Reading passage
==================================================

According to Thomas Arnold, had it been a part of Islamic sentiment to do away with the Christian presence, it could have been done without a ripple in world history. John Morrow, talking about the conquest of Spain, quotes Ahmad Thomson: ‘The oppressed majority of this corrupt and decaying society regarded the Muslims not so much as conquerors but as saviours. The Muslims ended their slavery and gave them freedom to practice their religion’ (Morrow 2013: 189).

Islam and the state

Now we turn to our question of why the present Sharia law treats freedom of faith differently from how the Quran commands and the Sunna demonstrates.

Firstly, Sharia is not divine. It is a human construct. It is very important to understand this. The Muslim people tend to treat

Sharia as divine due to a lack of knowledge and understanding. But, when Western intellectuals and the media discuss these matters, particularly in the context of Muslim populations living in the West, they have a responsibility to explain that Sharia law is a law based on divine revelation, but not divine in itself.

It would also not go amiss if the Western media were to at least accept openly, if not emphasise, the Islamic origin of much Western thought. As the respected medieval scholar George Makdisi asserts: ‘our religious monotheism is Judeo-Christian, and our intellectual culture is Greco-Roman, what I believe we have yet to realise is that an essential part of our intellectual culture, namely, our university and scholarly culture, is Arabo-­Islamic’. Such awareness is crucial to the promotion of tolerance and peace within the West.

Fiqh for Sharia developed within the particular context of an embryonic Muslim empire, and was devised as a simple set of rules to allow Muslims to live according to Islam. Later on, however, it was elevated to the level of the divine, not to be questioned or altered. Those with vested interests, financial and political, continue to perpetuate and support this idea of divine Sharia. The dichotomy that facilitates this is the fact that Islam does not envisage a specific territorial state, and definitely not a nation state, but rather creates a community across borders.

The Quran and the Prophet did not provide any clear instructions or guidelines about statecraft. In fact, the books of Hadith and Fiqh do not have any specific chapters covering these matters. Muhammad Khalid Masud has pointed out that, had the Prophet regarded the state as the ultimate goal, he would have accepted the offer of the Meccan elite to assume chieftainship. In his opinion, ‘books and treatises [which] were written later on statecraft … were either informed by the precedents from Islamic history or derived from the Sassanian model’.

Islamic civil society was based on the rule of law. Although Muslim societies accepted empires and states, the rulers were always seen with suspicion. Royal courts were avoided by scholars and the Prophet’s saying, ‘speaking truth in front of a tyrant is the greatest jihad’, gained currency. The pious declined appoint-ments in governments. Muslims led by scholars, merchants and professionals had decided that their interests were served better with a society independent of the state. The state was viewed as an essential evil, and accepted as the least worst alternative to anarchy and chaos (fitnaa and fassad).

==================================================

Direction 1
Duplicate the records from the start down to the line that contains "watermark-url: AppChina.com [476,1090,614,1110]", with both of those lines included.

Data supplied
==================================================

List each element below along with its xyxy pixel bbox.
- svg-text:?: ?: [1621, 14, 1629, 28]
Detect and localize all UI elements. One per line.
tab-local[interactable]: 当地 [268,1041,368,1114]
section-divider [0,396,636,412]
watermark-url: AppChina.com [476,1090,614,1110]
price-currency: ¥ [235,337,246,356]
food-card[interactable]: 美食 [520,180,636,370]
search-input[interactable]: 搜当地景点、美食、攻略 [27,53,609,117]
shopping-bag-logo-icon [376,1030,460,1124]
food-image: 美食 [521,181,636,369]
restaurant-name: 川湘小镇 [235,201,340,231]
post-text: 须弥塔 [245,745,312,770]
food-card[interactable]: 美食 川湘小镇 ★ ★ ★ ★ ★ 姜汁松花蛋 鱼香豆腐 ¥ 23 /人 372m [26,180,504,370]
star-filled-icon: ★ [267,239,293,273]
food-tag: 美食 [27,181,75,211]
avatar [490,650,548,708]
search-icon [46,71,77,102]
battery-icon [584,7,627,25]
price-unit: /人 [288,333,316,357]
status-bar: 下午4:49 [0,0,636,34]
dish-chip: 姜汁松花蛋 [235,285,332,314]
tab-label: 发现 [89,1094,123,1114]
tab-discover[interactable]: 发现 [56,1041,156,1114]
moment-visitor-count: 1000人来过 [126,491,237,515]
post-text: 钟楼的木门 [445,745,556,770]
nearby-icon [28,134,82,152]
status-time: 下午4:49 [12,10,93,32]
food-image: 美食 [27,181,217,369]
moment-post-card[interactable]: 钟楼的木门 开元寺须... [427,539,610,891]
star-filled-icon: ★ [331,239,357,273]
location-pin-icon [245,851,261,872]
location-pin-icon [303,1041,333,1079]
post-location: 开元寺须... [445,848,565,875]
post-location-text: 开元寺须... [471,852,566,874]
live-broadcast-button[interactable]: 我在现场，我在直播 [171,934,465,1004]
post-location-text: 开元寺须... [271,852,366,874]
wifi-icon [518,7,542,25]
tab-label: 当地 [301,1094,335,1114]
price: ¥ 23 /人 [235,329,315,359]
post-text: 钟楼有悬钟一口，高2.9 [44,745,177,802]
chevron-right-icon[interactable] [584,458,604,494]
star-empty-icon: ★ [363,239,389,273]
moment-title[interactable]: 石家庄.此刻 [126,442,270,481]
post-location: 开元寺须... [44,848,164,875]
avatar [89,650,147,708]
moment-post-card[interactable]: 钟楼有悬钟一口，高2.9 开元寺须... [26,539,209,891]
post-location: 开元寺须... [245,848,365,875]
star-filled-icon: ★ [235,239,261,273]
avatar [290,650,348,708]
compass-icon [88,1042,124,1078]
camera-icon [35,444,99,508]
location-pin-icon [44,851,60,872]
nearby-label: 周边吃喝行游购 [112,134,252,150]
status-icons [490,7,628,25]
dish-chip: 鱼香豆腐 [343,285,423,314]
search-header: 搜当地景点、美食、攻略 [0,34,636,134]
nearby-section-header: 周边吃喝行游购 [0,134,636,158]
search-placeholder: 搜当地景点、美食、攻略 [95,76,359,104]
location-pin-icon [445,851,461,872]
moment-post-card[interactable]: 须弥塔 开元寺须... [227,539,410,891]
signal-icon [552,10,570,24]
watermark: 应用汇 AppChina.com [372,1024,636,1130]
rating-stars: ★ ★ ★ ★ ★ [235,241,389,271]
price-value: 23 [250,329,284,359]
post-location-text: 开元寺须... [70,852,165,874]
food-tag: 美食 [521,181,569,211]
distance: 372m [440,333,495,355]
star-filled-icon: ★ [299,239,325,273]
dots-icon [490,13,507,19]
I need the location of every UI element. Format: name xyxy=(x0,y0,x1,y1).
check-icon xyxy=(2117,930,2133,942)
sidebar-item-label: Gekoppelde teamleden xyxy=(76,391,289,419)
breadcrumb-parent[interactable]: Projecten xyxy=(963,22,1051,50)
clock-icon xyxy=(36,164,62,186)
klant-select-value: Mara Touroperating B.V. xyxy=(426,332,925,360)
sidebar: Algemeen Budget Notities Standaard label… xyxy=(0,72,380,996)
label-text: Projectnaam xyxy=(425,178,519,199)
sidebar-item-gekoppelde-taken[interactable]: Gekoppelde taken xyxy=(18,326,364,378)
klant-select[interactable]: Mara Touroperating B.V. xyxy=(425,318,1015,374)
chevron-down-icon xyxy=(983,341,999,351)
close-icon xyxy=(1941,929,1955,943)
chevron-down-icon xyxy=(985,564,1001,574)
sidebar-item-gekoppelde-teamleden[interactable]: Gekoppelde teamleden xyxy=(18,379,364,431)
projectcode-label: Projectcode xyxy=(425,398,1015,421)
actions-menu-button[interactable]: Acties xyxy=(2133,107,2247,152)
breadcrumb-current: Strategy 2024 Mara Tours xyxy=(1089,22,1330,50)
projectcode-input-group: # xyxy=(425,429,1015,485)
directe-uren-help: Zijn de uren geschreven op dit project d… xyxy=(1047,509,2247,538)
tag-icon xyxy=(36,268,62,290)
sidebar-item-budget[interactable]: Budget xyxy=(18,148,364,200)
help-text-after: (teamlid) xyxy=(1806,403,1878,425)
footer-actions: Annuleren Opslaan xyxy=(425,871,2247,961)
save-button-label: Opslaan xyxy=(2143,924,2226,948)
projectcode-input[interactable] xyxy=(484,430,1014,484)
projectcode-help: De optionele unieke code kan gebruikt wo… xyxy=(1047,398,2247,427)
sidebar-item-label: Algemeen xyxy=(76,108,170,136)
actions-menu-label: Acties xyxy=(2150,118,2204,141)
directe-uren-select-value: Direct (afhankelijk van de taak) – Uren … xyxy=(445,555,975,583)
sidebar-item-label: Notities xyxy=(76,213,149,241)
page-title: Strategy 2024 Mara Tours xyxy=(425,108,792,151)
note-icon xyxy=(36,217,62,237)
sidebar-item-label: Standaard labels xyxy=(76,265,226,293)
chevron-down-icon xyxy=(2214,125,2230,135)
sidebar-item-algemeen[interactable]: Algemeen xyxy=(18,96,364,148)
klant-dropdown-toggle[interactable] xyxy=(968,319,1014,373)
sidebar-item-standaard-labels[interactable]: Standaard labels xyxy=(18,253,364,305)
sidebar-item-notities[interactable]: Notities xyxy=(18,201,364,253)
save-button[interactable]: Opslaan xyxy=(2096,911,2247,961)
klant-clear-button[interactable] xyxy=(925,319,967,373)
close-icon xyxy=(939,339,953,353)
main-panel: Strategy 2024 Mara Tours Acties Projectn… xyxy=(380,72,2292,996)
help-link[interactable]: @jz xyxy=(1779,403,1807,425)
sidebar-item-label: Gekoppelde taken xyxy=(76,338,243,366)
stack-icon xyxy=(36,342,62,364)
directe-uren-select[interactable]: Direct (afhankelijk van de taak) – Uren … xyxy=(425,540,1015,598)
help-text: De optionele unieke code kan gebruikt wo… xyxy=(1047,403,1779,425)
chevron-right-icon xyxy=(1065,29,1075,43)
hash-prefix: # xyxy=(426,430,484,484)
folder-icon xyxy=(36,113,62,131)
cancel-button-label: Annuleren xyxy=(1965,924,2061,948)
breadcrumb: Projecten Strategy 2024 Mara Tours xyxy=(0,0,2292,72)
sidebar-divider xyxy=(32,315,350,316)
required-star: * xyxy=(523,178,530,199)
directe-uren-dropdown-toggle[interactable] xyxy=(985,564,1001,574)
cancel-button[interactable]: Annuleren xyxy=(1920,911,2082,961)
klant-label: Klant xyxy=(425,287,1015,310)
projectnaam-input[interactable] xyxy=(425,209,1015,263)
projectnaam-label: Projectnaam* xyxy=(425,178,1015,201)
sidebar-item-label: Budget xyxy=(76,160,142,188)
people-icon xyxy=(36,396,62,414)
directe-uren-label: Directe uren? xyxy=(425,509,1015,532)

==================================================

Direction 2
List every person the passage on Islam and the state mentions by full name.

Written solution 1
List each element below along with its xyxy pixel bbox.
- svg-text:?: ?: [1621, 14, 1629, 28]
Detect and localize all UI elements. One per line.
tab-local[interactable]: 当地 [268,1041,368,1114]
section-divider [0,396,636,412]
watermark-url: AppChina.com [476,1090,614,1110]

Written solution 2
Thomas Arnold
John Morrow
Ahmad Thomson
George Makdisi
Muhammad Khalid Masud